| Stated problem |
Go through the material below and copy each line where the word "color" appears.

## start Exercise input

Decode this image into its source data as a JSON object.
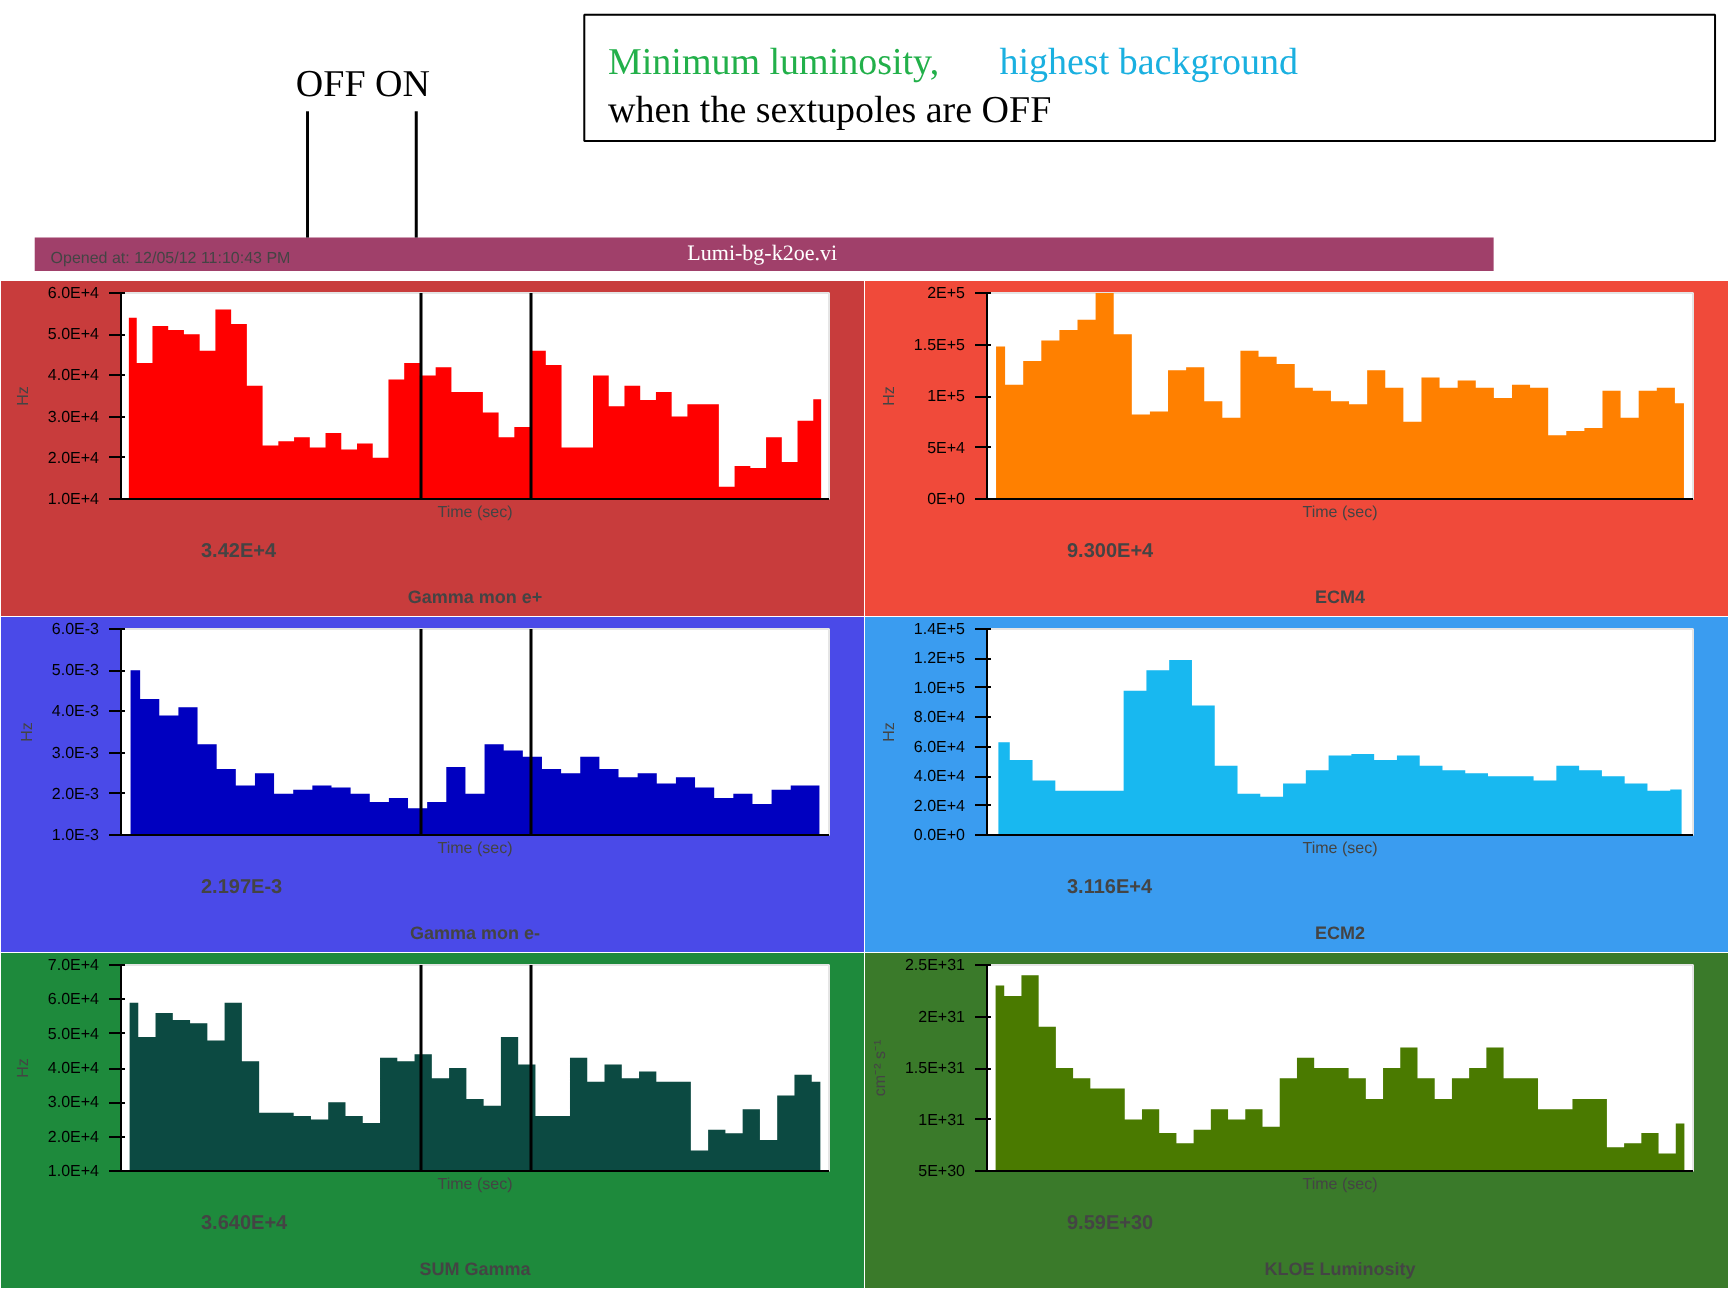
{
  "chart_data": [
    {
      "type": "other",
      "title": "Lumi-bg-k2oe.vi",
      "subtitle": "Opened at: 12/05/12 11:10:43 PM",
      "annotations": [
        "Minimum luminosity,",
        "highest background",
        "when the sextupoles are OFF",
        "OFF ON"
      ]
    },
    {
      "type": "area",
      "title": "Gamma mon e+",
      "xlabel": "Time (sec)",
      "ylabel": "Hz",
      "color": "#ff0000",
      "grid": false,
      "categories": [
        null,
        null,
        null,
        null,
        null,
        null,
        null,
        null,
        null,
        null,
        null,
        null,
        null,
        null,
        null,
        null,
        null,
        null,
        null,
        null,
        null,
        null,
        null,
        null,
        null,
        null,
        null,
        null,
        null,
        null,
        null,
        null,
        null,
        null,
        null,
        null,
        null,
        null,
        null,
        null,
        null,
        null,
        null,
        null,
        null
      ],
      "values": [
        54000,
        43000,
        52000,
        51000,
        50000,
        46000,
        56000,
        52500,
        37500,
        23000,
        24000,
        25000,
        22500,
        26000,
        22000,
        23500,
        20000,
        39000,
        43000,
        40000,
        42000,
        36000,
        36000,
        31000,
        25000,
        27500,
        46000,
        42500,
        22500,
        22500,
        40000,
        32500,
        37500,
        34000,
        36000,
        30000,
        33000,
        33000,
        13000,
        18000,
        17500,
        25000,
        19000,
        29000,
        34200
      ],
      "ylim": [
        10000,
        60000
      ],
      "yticks": [
        {
          "value": 10000,
          "label": "1.0E+4"
        },
        {
          "value": 20000,
          "label": "2.0E+4"
        },
        {
          "value": 30000,
          "label": "3.0E+4"
        },
        {
          "value": 40000,
          "label": "4.0E+4"
        },
        {
          "value": 50000,
          "label": "5.0E+4"
        },
        {
          "value": 60000,
          "label": "6.0E+4"
        }
      ],
      "annotations": [
        "3.42E+4"
      ]
    },
    {
      "type": "area",
      "title": "ECM4",
      "xlabel": "Time (sec)",
      "ylabel": "Hz",
      "color": "#ff8000",
      "grid": false,
      "categories": [
        null,
        null,
        null,
        null,
        null,
        null,
        null,
        null,
        null,
        null,
        null,
        null,
        null,
        null,
        null,
        null,
        null,
        null,
        null,
        null,
        null,
        null,
        null,
        null,
        null,
        null,
        null,
        null,
        null,
        null,
        null,
        null,
        null,
        null,
        null,
        null,
        null,
        null,
        null
      ],
      "values": [
        148000,
        111000,
        134000,
        154000,
        164000,
        174000,
        200000,
        160000,
        82000,
        85000,
        125000,
        128000,
        95000,
        79000,
        144000,
        138000,
        131000,
        108000,
        105000,
        95000,
        92000,
        125000,
        108000,
        75000,
        118000,
        108000,
        115000,
        108000,
        98000,
        111000,
        108000,
        62000,
        66000,
        69000,
        105000,
        79000,
        105000,
        108000,
        93000
      ],
      "ylim": [
        0,
        200000
      ],
      "yticks": [
        {
          "value": 0,
          "label": "0E+0"
        },
        {
          "value": 50000,
          "label": "5E+4"
        },
        {
          "value": 100000,
          "label": "1E+5"
        },
        {
          "value": 150000,
          "label": "1.5E+5"
        },
        {
          "value": 200000,
          "label": "2E+5"
        }
      ],
      "annotations": [
        "9.300E+4"
      ]
    },
    {
      "type": "area",
      "title": "Gamma mon e-",
      "xlabel": "Time (sec)",
      "ylabel": "Hz",
      "color": "#0000c0",
      "grid": false,
      "categories": [
        null,
        null,
        null,
        null,
        null,
        null,
        null,
        null,
        null,
        null,
        null,
        null,
        null,
        null,
        null,
        null,
        null,
        null,
        null,
        null,
        null,
        null,
        null,
        null,
        null,
        null,
        null,
        null,
        null,
        null,
        null,
        null,
        null,
        null,
        null,
        null,
        null
      ],
      "values": [
        0.005,
        0.0043,
        0.0039,
        0.0041,
        0.0032,
        0.0026,
        0.0022,
        0.0025,
        0.002,
        0.0021,
        0.0022,
        0.00215,
        0.002,
        0.0018,
        0.0019,
        0.00165,
        0.0018,
        0.00265,
        0.002,
        0.0032,
        0.00305,
        0.0029,
        0.0026,
        0.0025,
        0.0029,
        0.0026,
        0.0024,
        0.0025,
        0.00225,
        0.0024,
        0.00215,
        0.0019,
        0.002,
        0.00175,
        0.0021,
        0.0022,
        0.0022
      ],
      "ylim": [
        0.001,
        0.006
      ],
      "yticks": [
        {
          "value": 0.001,
          "label": "1.0E-3"
        },
        {
          "value": 0.002,
          "label": "2.0E-3"
        },
        {
          "value": 0.003,
          "label": "3.0E-3"
        },
        {
          "value": 0.004,
          "label": "4.0E-3"
        },
        {
          "value": 0.005,
          "label": "5.0E-3"
        },
        {
          "value": 0.006,
          "label": "6.0E-3"
        }
      ],
      "annotations": [
        "2.197E-3"
      ]
    },
    {
      "type": "area",
      "title": "ECM2",
      "xlabel": "Time (sec)",
      "ylabel": "Hz",
      "color": "#18b8f0",
      "grid": false,
      "categories": [
        null,
        null,
        null,
        null,
        null,
        null,
        null,
        null,
        null,
        null,
        null,
        null,
        null,
        null,
        null,
        null,
        null,
        null,
        null,
        null,
        null,
        null,
        null,
        null,
        null,
        null,
        null,
        null,
        null,
        null,
        null
      ],
      "values": [
        63000,
        51000,
        37000,
        30000,
        30000,
        30000,
        98000,
        112000,
        119000,
        88000,
        47000,
        28000,
        26000,
        35000,
        44000,
        54000,
        55000,
        51000,
        54000,
        47000,
        44000,
        42000,
        40000,
        40000,
        37000,
        47000,
        44000,
        40000,
        35000,
        30000,
        31000
      ],
      "ylim": [
        0,
        140000
      ],
      "yticks": [
        {
          "value": 0,
          "label": "0.0E+0"
        },
        {
          "value": 20000,
          "label": "2.0E+4"
        },
        {
          "value": 40000,
          "label": "4.0E+4"
        },
        {
          "value": 60000,
          "label": "6.0E+4"
        },
        {
          "value": 80000,
          "label": "8.0E+4"
        },
        {
          "value": 100000,
          "label": "1.0E+5"
        },
        {
          "value": 120000,
          "label": "1.2E+5"
        },
        {
          "value": 140000,
          "label": "1.4E+5"
        }
      ],
      "annotations": [
        "3.116E+4"
      ]
    },
    {
      "type": "area",
      "title": "SUM Gamma",
      "xlabel": "Time (sec)",
      "ylabel": "Hz",
      "color": "#0c4a42",
      "grid": false,
      "categories": [
        null,
        null,
        null,
        null,
        null,
        null,
        null,
        null,
        null,
        null,
        null,
        null,
        null,
        null,
        null,
        null,
        null,
        null,
        null,
        null,
        null,
        null,
        null,
        null,
        null,
        null,
        null,
        null,
        null,
        null,
        null,
        null,
        null,
        null,
        null,
        null,
        null,
        null,
        null,
        null,
        null
      ],
      "values": [
        59000,
        49000,
        56000,
        54000,
        53000,
        48000,
        59000,
        42000,
        27000,
        27000,
        26000,
        25000,
        30000,
        26000,
        24000,
        43000,
        42000,
        44000,
        37000,
        40000,
        31000,
        29000,
        49000,
        41000,
        26000,
        26000,
        43000,
        36000,
        41000,
        37000,
        39000,
        36000,
        36000,
        16000,
        22000,
        21000,
        28000,
        19000,
        32000,
        38000,
        36000
      ],
      "ylim": [
        10000,
        70000
      ],
      "yticks": [
        {
          "value": 10000,
          "label": "1.0E+4"
        },
        {
          "value": 20000,
          "label": "2.0E+4"
        },
        {
          "value": 30000,
          "label": "3.0E+4"
        },
        {
          "value": 40000,
          "label": "4.0E+4"
        },
        {
          "value": 50000,
          "label": "5.0E+4"
        },
        {
          "value": 60000,
          "label": "6.0E+4"
        },
        {
          "value": 70000,
          "label": "7.0E+4"
        }
      ],
      "annotations": [
        "3.640E+4"
      ]
    },
    {
      "type": "area",
      "title": "KLOE Luminosity",
      "xlabel": "Time (sec)",
      "ylabel": "cm⁻² s⁻¹",
      "color": "#4a7a00",
      "grid": false,
      "categories": [
        null,
        null,
        null,
        null,
        null,
        null,
        null,
        null,
        null,
        null,
        null,
        null,
        null,
        null,
        null,
        null,
        null,
        null,
        null,
        null,
        null,
        null,
        null,
        null,
        null,
        null,
        null,
        null,
        null,
        null,
        null,
        null,
        null,
        null,
        null,
        null,
        null,
        null,
        null,
        null,
        null
      ],
      "values": [
        2.3e+31,
        2.2e+31,
        2.4e+31,
        1.9e+31,
        1.5e+31,
        1.4e+31,
        1.3e+31,
        1.3e+31,
        1e+31,
        1.1e+31,
        8.7e+30,
        7.7e+30,
        9e+30,
        1.1e+31,
        1e+31,
        1.1e+31,
        9.3e+30,
        1.4e+31,
        1.6e+31,
        1.5e+31,
        1.5e+31,
        1.4e+31,
        1.2e+31,
        1.5e+31,
        1.7e+31,
        1.4e+31,
        1.2e+31,
        1.4e+31,
        1.5e+31,
        1.7e+31,
        1.4e+31,
        1.4e+31,
        1.1e+31,
        1.1e+31,
        1.2e+31,
        1.2e+31,
        7.3e+30,
        7.7e+30,
        8.7e+30,
        6.7e+30,
        9.6e+30
      ],
      "ylim": [
        5e+30,
        2.5e+31
      ],
      "yticks": [
        {
          "value": 5e+30,
          "label": "5E+30"
        },
        {
          "value": 1e+31,
          "label": "1E+31"
        },
        {
          "value": 1.5e+31,
          "label": "1.5E+31"
        },
        {
          "value": 2e+31,
          "label": "2E+31"
        },
        {
          "value": 2.5e+31,
          "label": "2.5E+31"
        }
      ],
      "annotations": [
        "9.59E+30"
      ]
    }
  ]
}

## end Exercise input

| Exercise response |
      "color": "#ff0000",
      "color": "#ff8000",
      "color": "#0000c0",
      "color": "#18b8f0",
      "color": "#0c4a42",
      "color": "#4a7a00",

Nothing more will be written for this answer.